_GIVEN EXERCISE_: Rewrite every item below, replacing "Perspektivplanperiode" with "Planperiode" and leaving everything else unchanged.

──────── SOURCE RECORDS ────────

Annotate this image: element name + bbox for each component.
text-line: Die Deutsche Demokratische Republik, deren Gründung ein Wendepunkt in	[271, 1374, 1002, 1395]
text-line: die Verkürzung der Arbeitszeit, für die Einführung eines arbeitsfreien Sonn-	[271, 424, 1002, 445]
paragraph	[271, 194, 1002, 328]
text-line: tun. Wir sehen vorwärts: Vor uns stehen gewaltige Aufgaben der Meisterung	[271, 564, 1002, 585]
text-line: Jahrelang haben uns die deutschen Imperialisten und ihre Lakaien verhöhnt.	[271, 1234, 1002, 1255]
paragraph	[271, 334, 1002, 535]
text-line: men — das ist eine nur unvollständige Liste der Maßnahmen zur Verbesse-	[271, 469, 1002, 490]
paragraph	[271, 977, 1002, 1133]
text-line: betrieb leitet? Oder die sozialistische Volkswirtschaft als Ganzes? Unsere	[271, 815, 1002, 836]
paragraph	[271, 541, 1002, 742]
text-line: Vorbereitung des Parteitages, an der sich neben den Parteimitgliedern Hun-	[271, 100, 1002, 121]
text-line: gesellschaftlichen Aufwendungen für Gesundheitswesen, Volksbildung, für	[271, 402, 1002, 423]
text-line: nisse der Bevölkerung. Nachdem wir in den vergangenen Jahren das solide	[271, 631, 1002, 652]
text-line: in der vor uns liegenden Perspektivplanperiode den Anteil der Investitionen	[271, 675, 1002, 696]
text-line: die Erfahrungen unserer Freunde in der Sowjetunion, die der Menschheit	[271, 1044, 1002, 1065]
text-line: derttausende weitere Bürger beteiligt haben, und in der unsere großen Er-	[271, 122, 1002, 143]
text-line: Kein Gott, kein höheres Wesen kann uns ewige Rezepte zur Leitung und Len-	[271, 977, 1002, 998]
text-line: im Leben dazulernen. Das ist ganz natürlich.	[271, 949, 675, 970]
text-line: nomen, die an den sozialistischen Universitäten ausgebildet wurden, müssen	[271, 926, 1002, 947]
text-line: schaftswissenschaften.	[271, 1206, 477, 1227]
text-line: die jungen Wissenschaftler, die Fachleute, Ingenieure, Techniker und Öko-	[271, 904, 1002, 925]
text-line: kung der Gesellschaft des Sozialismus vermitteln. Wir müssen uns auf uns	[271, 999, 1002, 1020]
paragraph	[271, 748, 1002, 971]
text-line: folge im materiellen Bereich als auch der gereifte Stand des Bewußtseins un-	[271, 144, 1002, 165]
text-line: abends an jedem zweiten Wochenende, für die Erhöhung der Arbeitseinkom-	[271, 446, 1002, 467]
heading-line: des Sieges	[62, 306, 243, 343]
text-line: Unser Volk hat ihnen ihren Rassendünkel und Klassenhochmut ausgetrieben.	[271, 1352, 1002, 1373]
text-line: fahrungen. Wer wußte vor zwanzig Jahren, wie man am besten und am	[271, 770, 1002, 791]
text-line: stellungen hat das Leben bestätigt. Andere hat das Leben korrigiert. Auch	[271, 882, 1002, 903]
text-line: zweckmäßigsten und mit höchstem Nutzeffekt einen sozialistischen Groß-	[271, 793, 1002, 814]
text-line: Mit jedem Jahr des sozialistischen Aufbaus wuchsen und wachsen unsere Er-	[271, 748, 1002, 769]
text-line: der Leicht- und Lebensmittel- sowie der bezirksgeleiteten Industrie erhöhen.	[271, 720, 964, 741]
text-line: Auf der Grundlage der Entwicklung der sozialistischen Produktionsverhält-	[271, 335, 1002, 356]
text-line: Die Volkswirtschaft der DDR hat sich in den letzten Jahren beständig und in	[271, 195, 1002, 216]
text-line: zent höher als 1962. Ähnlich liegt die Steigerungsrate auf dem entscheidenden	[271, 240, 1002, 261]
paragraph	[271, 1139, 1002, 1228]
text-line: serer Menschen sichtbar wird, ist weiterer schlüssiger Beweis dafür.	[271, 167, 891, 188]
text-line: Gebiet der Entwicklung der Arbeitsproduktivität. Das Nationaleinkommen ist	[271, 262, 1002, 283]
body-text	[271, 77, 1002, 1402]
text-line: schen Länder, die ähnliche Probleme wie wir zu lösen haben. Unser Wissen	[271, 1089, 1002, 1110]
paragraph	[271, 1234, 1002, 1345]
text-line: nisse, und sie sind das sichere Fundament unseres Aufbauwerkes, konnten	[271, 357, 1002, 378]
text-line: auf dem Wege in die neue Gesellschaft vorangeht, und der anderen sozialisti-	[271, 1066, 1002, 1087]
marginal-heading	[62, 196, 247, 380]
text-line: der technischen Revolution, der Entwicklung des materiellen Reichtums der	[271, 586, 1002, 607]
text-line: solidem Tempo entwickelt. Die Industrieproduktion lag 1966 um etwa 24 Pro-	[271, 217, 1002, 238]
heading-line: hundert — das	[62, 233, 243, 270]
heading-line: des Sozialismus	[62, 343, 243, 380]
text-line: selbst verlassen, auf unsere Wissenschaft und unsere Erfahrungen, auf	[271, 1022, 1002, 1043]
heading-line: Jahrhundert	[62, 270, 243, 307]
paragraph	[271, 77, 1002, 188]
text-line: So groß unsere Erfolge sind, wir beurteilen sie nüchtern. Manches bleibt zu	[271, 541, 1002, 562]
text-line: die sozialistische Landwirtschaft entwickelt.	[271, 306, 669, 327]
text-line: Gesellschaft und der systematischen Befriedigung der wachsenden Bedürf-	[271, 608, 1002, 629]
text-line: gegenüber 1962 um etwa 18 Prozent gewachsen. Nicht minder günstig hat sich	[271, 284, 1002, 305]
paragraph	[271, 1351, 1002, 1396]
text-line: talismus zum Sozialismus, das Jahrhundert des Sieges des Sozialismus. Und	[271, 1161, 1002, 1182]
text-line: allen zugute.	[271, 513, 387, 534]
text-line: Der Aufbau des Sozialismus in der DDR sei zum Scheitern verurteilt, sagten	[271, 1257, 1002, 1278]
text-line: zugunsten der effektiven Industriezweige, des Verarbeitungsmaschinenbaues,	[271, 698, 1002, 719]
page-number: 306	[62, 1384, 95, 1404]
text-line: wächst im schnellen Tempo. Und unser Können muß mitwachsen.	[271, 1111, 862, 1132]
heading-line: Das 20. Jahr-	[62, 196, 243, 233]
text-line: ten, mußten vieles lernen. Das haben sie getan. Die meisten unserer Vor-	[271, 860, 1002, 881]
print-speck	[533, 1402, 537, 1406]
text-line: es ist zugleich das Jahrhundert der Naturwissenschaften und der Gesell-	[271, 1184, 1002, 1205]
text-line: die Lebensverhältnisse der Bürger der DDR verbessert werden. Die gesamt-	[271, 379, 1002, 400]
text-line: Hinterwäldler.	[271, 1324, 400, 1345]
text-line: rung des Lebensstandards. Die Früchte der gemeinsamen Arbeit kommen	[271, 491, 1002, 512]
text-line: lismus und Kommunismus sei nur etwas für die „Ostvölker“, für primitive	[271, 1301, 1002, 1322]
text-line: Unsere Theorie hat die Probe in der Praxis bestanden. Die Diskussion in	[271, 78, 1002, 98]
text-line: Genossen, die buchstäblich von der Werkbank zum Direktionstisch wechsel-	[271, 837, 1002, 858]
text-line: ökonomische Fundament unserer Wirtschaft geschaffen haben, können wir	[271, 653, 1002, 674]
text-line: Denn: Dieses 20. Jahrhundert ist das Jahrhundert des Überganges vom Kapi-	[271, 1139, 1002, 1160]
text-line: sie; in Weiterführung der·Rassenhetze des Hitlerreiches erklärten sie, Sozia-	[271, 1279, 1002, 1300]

────────

_OUTPUT FOR THIS EXERCISE_:
Annotate this image: element name + bbox for each component.
text-line: Die Deutsche Demokratische Republik, deren Gründung ein Wendepunkt in	[271, 1374, 1002, 1395]
text-line: die Verkürzung der Arbeitszeit, für die Einführung eines arbeitsfreien Sonn-	[271, 424, 1002, 445]
paragraph	[271, 194, 1002, 328]
text-line: tun. Wir sehen vorwärts: Vor uns stehen gewaltige Aufgaben der Meisterung	[271, 564, 1002, 585]
text-line: Jahrelang haben uns die deutschen Imperialisten und ihre Lakaien verhöhnt.	[271, 1234, 1002, 1255]
paragraph	[271, 334, 1002, 535]
text-line: men — das ist eine nur unvollständige Liste der Maßnahmen zur Verbesse-	[271, 469, 1002, 490]
paragraph	[271, 977, 1002, 1133]
text-line: betrieb leitet? Oder die sozialistische Volkswirtschaft als Ganzes? Unsere	[271, 815, 1002, 836]
paragraph	[271, 541, 1002, 742]
text-line: Vorbereitung des Parteitages, an der sich neben den Parteimitgliedern Hun-	[271, 100, 1002, 121]
text-line: gesellschaftlichen Aufwendungen für Gesundheitswesen, Volksbildung, für	[271, 402, 1002, 423]
text-line: nisse der Bevölkerung. Nachdem wir in den vergangenen Jahren das solide	[271, 631, 1002, 652]
text-line: in der vor uns liegenden Planperiode den Anteil der Investitionen	[271, 675, 1002, 696]
text-line: die Erfahrungen unserer Freunde in der Sowjetunion, die der Menschheit	[271, 1044, 1002, 1065]
text-line: derttausende weitere Bürger beteiligt haben, und in der unsere großen Er-	[271, 122, 1002, 143]
text-line: Kein Gott, kein höheres Wesen kann uns ewige Rezepte zur Leitung und Len-	[271, 977, 1002, 998]
text-line: im Leben dazulernen. Das ist ganz natürlich.	[271, 949, 675, 970]
text-line: nomen, die an den sozialistischen Universitäten ausgebildet wurden, müssen	[271, 926, 1002, 947]
text-line: schaftswissenschaften.	[271, 1206, 477, 1227]
text-line: die jungen Wissenschaftler, die Fachleute, Ingenieure, Techniker und Öko-	[271, 904, 1002, 925]
text-line: kung der Gesellschaft des Sozialismus vermitteln. Wir müssen uns auf uns	[271, 999, 1002, 1020]
paragraph	[271, 748, 1002, 971]
text-line: folge im materiellen Bereich als auch der gereifte Stand des Bewußtseins un-	[271, 144, 1002, 165]
text-line: abends an jedem zweiten Wochenende, für die Erhöhung der Arbeitseinkom-	[271, 446, 1002, 467]
heading-line: des Sieges	[62, 306, 243, 343]
text-line: Unser Volk hat ihnen ihren Rassendünkel und Klassenhochmut ausgetrieben.	[271, 1352, 1002, 1373]
text-line: fahrungen. Wer wußte vor zwanzig Jahren, wie man am besten und am	[271, 770, 1002, 791]
text-line: stellungen hat das Leben bestätigt. Andere hat das Leben korrigiert. Auch	[271, 882, 1002, 903]
text-line: zweckmäßigsten und mit höchstem Nutzeffekt einen sozialistischen Groß-	[271, 793, 1002, 814]
text-line: Mit jedem Jahr des sozialistischen Aufbaus wuchsen und wachsen unsere Er-	[271, 748, 1002, 769]
text-line: der Leicht- und Lebensmittel- sowie der bezirksgeleiteten Industrie erhöhen.	[271, 720, 964, 741]
text-line: Auf der Grundlage der Entwicklung der sozialistischen Produktionsverhält-	[271, 335, 1002, 356]
text-line: Die Volkswirtschaft der DDR hat sich in den letzten Jahren beständig und in	[271, 195, 1002, 216]
text-line: zent höher als 1962. Ähnlich liegt die Steigerungsrate auf dem entscheidenden	[271, 240, 1002, 261]
paragraph	[271, 1139, 1002, 1228]
text-line: serer Menschen sichtbar wird, ist weiterer schlüssiger Beweis dafür.	[271, 167, 891, 188]
text-line: Gebiet der Entwicklung der Arbeitsproduktivität. Das Nationaleinkommen ist	[271, 262, 1002, 283]
body-text	[271, 77, 1002, 1402]
text-line: schen Länder, die ähnliche Probleme wie wir zu lösen haben. Unser Wissen	[271, 1089, 1002, 1110]
paragraph	[271, 1234, 1002, 1345]
text-line: nisse, und sie sind das sichere Fundament unseres Aufbauwerkes, konnten	[271, 357, 1002, 378]
text-line: auf dem Wege in die neue Gesellschaft vorangeht, und der anderen sozialisti-	[271, 1066, 1002, 1087]
marginal-heading	[62, 196, 247, 380]
text-line: der technischen Revolution, der Entwicklung des materiellen Reichtums der	[271, 586, 1002, 607]
text-line: solidem Tempo entwickelt. Die Industrieproduktion lag 1966 um etwa 24 Pro-	[271, 217, 1002, 238]
heading-line: hundert — das	[62, 233, 243, 270]
heading-line: des Sozialismus	[62, 343, 243, 380]
text-line: selbst verlassen, auf unsere Wissenschaft und unsere Erfahrungen, auf	[271, 1022, 1002, 1043]
heading-line: Jahrhundert	[62, 270, 243, 307]
paragraph	[271, 77, 1002, 188]
text-line: So groß unsere Erfolge sind, wir beurteilen sie nüchtern. Manches bleibt zu	[271, 541, 1002, 562]
text-line: die sozialistische Landwirtschaft entwickelt.	[271, 306, 669, 327]
text-line: Gesellschaft und der systematischen Befriedigung der wachsenden Bedürf-	[271, 608, 1002, 629]
text-line: gegenüber 1962 um etwa 18 Prozent gewachsen. Nicht minder günstig hat sich	[271, 284, 1002, 305]
paragraph	[271, 1351, 1002, 1396]
text-line: talismus zum Sozialismus, das Jahrhundert des Sieges des Sozialismus. Und	[271, 1161, 1002, 1182]
text-line: allen zugute.	[271, 513, 387, 534]
text-line: Der Aufbau des Sozialismus in der DDR sei zum Scheitern verurteilt, sagten	[271, 1257, 1002, 1278]
text-line: zugunsten der effektiven Industriezweige, des Verarbeitungsmaschinenbaues,	[271, 698, 1002, 719]
page-number: 306	[62, 1384, 95, 1404]
text-line: wächst im schnellen Tempo. Und unser Können muß mitwachsen.	[271, 1111, 862, 1132]
heading-line: Das 20. Jahr-	[62, 196, 243, 233]
text-line: ten, mußten vieles lernen. Das haben sie getan. Die meisten unserer Vor-	[271, 860, 1002, 881]
print-speck	[533, 1402, 537, 1406]
text-line: es ist zugleich das Jahrhundert der Naturwissenschaften und der Gesell-	[271, 1184, 1002, 1205]
text-line: die Lebensverhältnisse der Bürger der DDR verbessert werden. Die gesamt-	[271, 379, 1002, 400]
text-line: Hinterwäldler.	[271, 1324, 400, 1345]
text-line: rung des Lebensstandards. Die Früchte der gemeinsamen Arbeit kommen	[271, 491, 1002, 512]
text-line: lismus und Kommunismus sei nur etwas für die „Ostvölker“, für primitive	[271, 1301, 1002, 1322]
text-line: Unsere Theorie hat die Probe in der Praxis bestanden. Die Diskussion in	[271, 78, 1002, 98]
text-line: Genossen, die buchstäblich von der Werkbank zum Direktionstisch wechsel-	[271, 837, 1002, 858]
text-line: ökonomische Fundament unserer Wirtschaft geschaffen haben, können wir	[271, 653, 1002, 674]
text-line: Denn: Dieses 20. Jahrhundert ist das Jahrhundert des Überganges vom Kapi-	[271, 1139, 1002, 1160]
text-line: sie; in Weiterführung der·Rassenhetze des Hitlerreiches erklärten sie, Sozia-	[271, 1279, 1002, 1300]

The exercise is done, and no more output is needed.